→ WHAT YOU HAVE TO DO:
Print each entry below precisely as it reads.

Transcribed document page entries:
# # # # #
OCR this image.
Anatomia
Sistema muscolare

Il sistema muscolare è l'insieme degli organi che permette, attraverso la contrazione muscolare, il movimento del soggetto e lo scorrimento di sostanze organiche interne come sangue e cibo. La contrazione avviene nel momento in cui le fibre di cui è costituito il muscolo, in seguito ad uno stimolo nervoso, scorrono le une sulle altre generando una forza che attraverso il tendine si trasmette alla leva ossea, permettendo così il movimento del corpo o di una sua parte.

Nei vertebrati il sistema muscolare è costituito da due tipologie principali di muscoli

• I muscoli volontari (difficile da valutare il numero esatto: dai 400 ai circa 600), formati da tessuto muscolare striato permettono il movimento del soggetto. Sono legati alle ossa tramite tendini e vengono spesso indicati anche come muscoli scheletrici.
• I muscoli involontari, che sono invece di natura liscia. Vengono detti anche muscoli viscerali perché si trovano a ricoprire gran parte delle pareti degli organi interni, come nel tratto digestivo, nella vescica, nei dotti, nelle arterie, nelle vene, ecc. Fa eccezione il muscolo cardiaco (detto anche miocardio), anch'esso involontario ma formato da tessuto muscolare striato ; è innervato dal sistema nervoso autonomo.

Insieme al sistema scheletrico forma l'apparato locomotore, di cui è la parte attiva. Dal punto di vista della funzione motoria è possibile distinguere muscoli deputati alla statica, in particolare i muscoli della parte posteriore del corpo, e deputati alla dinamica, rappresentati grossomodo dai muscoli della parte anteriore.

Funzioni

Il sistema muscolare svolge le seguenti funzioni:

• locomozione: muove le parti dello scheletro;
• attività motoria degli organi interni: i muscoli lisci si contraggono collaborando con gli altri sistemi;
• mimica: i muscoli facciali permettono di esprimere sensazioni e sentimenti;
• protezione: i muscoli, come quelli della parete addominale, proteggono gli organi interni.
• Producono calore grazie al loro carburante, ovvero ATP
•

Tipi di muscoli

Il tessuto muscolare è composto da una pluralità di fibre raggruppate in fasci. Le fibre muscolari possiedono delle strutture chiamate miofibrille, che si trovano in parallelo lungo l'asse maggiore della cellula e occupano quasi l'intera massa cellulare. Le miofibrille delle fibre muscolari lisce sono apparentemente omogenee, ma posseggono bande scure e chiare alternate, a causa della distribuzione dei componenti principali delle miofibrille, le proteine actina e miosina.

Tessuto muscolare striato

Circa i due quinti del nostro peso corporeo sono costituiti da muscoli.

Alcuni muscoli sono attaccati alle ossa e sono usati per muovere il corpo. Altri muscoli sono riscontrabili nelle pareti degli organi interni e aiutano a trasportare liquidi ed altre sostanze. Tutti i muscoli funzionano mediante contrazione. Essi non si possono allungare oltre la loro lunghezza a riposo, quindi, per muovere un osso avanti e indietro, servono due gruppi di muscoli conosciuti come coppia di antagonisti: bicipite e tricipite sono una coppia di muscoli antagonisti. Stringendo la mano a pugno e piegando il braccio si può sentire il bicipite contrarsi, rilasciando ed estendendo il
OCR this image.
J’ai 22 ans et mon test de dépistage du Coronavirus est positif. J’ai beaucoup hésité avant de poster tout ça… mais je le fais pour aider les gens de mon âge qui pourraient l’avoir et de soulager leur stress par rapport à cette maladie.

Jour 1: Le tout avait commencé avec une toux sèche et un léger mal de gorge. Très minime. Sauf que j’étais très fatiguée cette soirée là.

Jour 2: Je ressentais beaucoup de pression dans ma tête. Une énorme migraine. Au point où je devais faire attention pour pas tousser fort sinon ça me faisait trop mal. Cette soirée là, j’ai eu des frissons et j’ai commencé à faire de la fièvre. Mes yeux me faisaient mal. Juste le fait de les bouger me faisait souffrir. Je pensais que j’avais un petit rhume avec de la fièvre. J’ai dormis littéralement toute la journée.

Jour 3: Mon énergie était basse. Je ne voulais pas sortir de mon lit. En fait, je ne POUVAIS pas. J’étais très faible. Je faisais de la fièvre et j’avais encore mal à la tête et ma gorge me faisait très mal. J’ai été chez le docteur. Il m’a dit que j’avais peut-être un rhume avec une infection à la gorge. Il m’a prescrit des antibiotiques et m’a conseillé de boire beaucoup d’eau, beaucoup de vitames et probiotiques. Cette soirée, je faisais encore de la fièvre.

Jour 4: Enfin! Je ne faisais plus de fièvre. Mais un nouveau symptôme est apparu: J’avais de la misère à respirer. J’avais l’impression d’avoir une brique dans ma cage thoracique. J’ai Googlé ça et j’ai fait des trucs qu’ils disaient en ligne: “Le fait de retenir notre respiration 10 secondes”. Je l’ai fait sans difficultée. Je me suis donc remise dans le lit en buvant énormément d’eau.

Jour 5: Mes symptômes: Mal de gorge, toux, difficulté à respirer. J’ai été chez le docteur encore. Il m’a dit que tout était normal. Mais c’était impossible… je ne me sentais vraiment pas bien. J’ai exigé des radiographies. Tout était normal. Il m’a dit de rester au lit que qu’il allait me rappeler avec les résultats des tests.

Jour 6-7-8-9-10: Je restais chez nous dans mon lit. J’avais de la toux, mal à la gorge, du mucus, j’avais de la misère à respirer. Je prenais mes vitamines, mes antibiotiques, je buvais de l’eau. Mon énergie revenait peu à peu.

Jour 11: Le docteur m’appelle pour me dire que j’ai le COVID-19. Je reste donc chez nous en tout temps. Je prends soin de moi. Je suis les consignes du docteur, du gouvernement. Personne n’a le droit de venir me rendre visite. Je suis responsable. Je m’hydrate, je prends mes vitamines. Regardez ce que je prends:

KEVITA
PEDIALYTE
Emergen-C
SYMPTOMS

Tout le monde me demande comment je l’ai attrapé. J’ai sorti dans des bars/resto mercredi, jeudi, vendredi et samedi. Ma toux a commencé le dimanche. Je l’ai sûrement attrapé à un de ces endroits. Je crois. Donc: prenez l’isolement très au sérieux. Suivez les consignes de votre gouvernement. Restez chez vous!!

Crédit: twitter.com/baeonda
# # # # #
→ FINISHED TASK:
OCR this image.
Anatomia
Sistema muscolare

Il sistema muscolare è l'insieme degli organi che permette, attraverso la contrazione muscolare, il movimento del soggetto e lo scorrimento di sostanze organiche interne come sangue e cibo. La contrazione avviene nel momento in cui le fibre di cui è costituito il muscolo, in seguito ad uno stimolo nervoso, scorrono le une sulle altre generando una forza che attraverso il tendine si trasmette alla leva ossea, permettendo così il movimento del corpo o di una sua parte.

Nei vertebrati il sistema muscolare è costituito da due tipologie principali di muscoli

• I muscoli volontari (difficile da valutare il numero esatto: dai 400 ai circa 600), formati da tessuto muscolare striato permettono il movimento del soggetto. Sono legati alle ossa tramite tendini e vengono spesso indicati anche come muscoli scheletrici.
• I muscoli involontari, che sono invece di natura liscia. Vengono detti anche muscoli viscerali perché si trovano a ricoprire gran parte delle pareti degli organi interni, come nel tratto digestivo, nella vescica, nei dotti, nelle arterie, nelle vene, ecc. Fa eccezione il muscolo cardiaco (detto anche miocardio), anch'esso involontario ma formato da tessuto muscolare striato ; è innervato dal sistema nervoso autonomo.

Insieme al sistema scheletrico forma l'apparato locomotore, di cui è la parte attiva. Dal punto di vista della funzione motoria è possibile distinguere muscoli deputati alla statica, in particolare i muscoli della parte posteriore del corpo, e deputati alla dinamica, rappresentati grossomodo dai muscoli della parte anteriore.

Funzioni

Il sistema muscolare svolge le seguenti funzioni:

• locomozione: muove le parti dello scheletro;
• attività motoria degli organi interni: i muscoli lisci si contraggono collaborando con gli altri sistemi;
• mimica: i muscoli facciali permettono di esprimere sensazioni e sentimenti;
• protezione: i muscoli, come quelli della parete addominale, proteggono gli organi interni.
• Producono calore grazie al loro carburante, ovvero ATP
•

Tipi di muscoli

Il tessuto muscolare è composto da una pluralità di fibre raggruppate in fasci. Le fibre muscolari possiedono delle strutture chiamate miofibrille, che si trovano in parallelo lungo l'asse maggiore della cellula e occupano quasi l'intera massa cellulare. Le miofibrille delle fibre muscolari lisce sono apparentemente omogenee, ma posseggono bande scure e chiare alternate, a causa della distribuzione dei componenti principali delle miofibrille, le proteine actina e miosina.

Tessuto muscolare striato

Circa i due quinti del nostro peso corporeo sono costituiti da muscoli.

Alcuni muscoli sono attaccati alle ossa e sono usati per muovere il corpo. Altri muscoli sono riscontrabili nelle pareti degli organi interni e aiutano a trasportare liquidi ed altre sostanze. Tutti i muscoli funzionano mediante contrazione. Essi non si possono allungare oltre la loro lunghezza a riposo, quindi, per muovere un osso avanti e indietro, servono due gruppi di muscoli conosciuti come coppia di antagonisti: bicipite e tricipite sono una coppia di muscoli antagonisti. Stringendo la mano a pugno e piegando il braccio si può sentire il bicipite contrarsi, rilasciando ed estendendo il
OCR this image.
J’ai 22 ans et mon test de dépistage du Coronavirus est positif. J’ai beaucoup hésité avant de poster tout ça… mais je le fais pour aider les gens de mon âge qui pourraient l’avoir et de soulager leur stress par rapport à cette maladie.

Jour 1: Le tout avait commencé avec une toux sèche et un léger mal de gorge. Très minime. Sauf que j’étais très fatiguée cette soirée là.

Jour 2: Je ressentais beaucoup de pression dans ma tête. Une énorme migraine. Au point où je devais faire attention pour pas tousser fort sinon ça me faisait trop mal. Cette soirée là, j’ai eu des frissons et j’ai commencé à faire de la fièvre. Mes yeux me faisaient mal. Juste le fait de les bouger me faisait souffrir. Je pensais que j’avais un petit rhume avec de la fièvre. J’ai dormis littéralement toute la journée.

Jour 3: Mon énergie était basse. Je ne voulais pas sortir de mon lit. En fait, je ne POUVAIS pas. J’étais très faible. Je faisais de la fièvre et j’avais encore mal à la tête et ma gorge me faisait très mal. J’ai été chez le docteur. Il m’a dit que j’avais peut-être un rhume avec une infection à la gorge. Il m’a prescrit des antibiotiques et m’a conseillé de boire beaucoup d’eau, beaucoup de vitames et probiotiques. Cette soirée, je faisais encore de la fièvre.

Jour 4: Enfin! Je ne faisais plus de fièvre. Mais un nouveau symptôme est apparu: J’avais de la misère à respirer. J’avais l’impression d’avoir une brique dans ma cage thoracique. J’ai Googlé ça et j’ai fait des trucs qu’ils disaient en ligne: “Le fait de retenir notre respiration 10 secondes”. Je l’ai fait sans difficultée. Je me suis donc remise dans le lit en buvant énormément d’eau.

Jour 5: Mes symptômes: Mal de gorge, toux, difficulté à respirer. J’ai été chez le docteur encore. Il m’a dit que tout était normal. Mais c’était impossible… je ne me sentais vraiment pas bien. J’ai exigé des radiographies. Tout était normal. Il m’a dit de rester au lit que qu’il allait me rappeler avec les résultats des tests.

Jour 6-7-8-9-10: Je restais chez nous dans mon lit. J’avais de la toux, mal à la gorge, du mucus, j’avais de la misère à respirer. Je prenais mes vitamines, mes antibiotiques, je buvais de l’eau. Mon énergie revenait peu à peu.

Jour 11: Le docteur m’appelle pour me dire que j’ai le COVID-19. Je reste donc chez nous en tout temps. Je prends soin de moi. Je suis les consignes du docteur, du gouvernement. Personne n’a le droit de venir me rendre visite. Je suis responsable. Je m’hydrate, je prends mes vitamines. Regardez ce que je prends:

KEVITA
PEDIALYTE
Emergen-C
SYMPTOMS

Tout le monde me demande comment je l’ai attrapé. J’ai sorti dans des bars/resto mercredi, jeudi, vendredi et samedi. Ma toux a commencé le dimanche. Je l’ai sûrement attrapé à un de ces endroits. Je crois. Donc: prenez l’isolement très au sérieux. Suivez les consignes de votre gouvernement. Restez chez vous!!

Crédit: twitter.com/baeonda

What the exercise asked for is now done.